**Data for this task:**
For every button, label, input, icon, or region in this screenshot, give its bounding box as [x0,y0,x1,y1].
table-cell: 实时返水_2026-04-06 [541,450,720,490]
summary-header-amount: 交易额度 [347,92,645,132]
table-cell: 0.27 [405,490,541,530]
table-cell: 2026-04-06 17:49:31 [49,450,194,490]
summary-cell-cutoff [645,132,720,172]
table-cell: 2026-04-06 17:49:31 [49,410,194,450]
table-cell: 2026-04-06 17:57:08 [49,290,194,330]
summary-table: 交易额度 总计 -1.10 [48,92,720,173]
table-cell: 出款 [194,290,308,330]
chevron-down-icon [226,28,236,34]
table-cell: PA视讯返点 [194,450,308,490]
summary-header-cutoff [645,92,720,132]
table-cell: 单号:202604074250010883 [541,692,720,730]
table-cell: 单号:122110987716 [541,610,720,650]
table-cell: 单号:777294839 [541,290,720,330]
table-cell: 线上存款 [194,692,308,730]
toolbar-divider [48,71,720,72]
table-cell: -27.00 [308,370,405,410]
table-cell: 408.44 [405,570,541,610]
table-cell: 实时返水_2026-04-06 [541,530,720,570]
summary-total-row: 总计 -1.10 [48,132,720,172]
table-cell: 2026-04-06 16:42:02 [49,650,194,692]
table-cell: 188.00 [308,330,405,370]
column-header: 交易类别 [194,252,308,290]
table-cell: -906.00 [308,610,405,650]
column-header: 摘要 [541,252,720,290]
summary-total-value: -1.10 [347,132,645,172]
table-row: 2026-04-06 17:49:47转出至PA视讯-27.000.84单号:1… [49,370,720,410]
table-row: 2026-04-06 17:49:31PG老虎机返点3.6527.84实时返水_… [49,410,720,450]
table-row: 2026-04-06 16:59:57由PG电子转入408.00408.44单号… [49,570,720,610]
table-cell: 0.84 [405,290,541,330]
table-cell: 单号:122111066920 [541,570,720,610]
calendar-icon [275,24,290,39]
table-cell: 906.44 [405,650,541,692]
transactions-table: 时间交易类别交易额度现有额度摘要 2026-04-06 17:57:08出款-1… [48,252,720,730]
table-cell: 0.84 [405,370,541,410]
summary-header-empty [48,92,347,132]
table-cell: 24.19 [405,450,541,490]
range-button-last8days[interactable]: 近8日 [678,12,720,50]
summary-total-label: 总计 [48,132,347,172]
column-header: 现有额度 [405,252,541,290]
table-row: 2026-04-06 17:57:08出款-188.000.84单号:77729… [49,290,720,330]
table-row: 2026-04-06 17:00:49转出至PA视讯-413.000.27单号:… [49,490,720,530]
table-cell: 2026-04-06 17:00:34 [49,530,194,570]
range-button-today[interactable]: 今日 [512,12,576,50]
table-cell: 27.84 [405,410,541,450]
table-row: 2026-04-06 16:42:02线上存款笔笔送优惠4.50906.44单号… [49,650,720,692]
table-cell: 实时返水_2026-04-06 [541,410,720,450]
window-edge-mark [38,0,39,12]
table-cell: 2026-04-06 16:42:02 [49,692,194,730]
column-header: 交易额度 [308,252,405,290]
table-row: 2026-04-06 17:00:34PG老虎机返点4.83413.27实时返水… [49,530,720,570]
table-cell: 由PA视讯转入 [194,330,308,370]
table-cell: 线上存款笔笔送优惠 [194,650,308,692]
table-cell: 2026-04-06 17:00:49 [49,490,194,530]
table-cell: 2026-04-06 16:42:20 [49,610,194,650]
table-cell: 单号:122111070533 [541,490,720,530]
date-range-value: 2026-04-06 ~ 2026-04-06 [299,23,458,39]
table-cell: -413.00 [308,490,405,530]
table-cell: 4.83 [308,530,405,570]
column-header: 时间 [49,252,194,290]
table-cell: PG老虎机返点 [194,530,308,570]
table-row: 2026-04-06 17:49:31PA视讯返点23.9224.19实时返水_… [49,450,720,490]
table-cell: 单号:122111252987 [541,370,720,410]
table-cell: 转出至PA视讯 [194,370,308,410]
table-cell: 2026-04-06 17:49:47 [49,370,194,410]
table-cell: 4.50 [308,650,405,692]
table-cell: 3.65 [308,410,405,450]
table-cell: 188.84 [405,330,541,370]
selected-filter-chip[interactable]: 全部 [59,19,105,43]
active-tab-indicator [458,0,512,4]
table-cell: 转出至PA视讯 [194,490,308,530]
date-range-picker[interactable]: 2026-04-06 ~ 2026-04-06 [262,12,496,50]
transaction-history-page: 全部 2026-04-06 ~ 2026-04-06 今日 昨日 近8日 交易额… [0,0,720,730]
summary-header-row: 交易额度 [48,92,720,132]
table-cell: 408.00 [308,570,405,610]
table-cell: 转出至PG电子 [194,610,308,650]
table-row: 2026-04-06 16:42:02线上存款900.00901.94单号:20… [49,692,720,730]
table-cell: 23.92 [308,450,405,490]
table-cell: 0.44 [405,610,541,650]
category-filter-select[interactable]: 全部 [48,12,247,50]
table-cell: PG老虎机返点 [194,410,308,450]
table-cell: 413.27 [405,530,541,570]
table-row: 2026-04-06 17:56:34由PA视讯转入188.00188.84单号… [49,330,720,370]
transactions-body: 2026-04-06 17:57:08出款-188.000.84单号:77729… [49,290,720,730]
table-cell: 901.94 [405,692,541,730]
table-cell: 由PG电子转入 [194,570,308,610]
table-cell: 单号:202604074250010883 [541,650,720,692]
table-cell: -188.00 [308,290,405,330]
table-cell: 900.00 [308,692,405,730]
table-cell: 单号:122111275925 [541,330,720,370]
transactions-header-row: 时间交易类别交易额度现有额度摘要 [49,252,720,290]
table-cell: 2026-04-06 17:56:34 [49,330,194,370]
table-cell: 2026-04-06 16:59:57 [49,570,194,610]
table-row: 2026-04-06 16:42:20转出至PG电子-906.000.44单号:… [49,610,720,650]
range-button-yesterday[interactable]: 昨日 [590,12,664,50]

**What this task involves:** How many lines in the entries above contain the string "transactions"? Reply with the number alone.

**Answer:** 3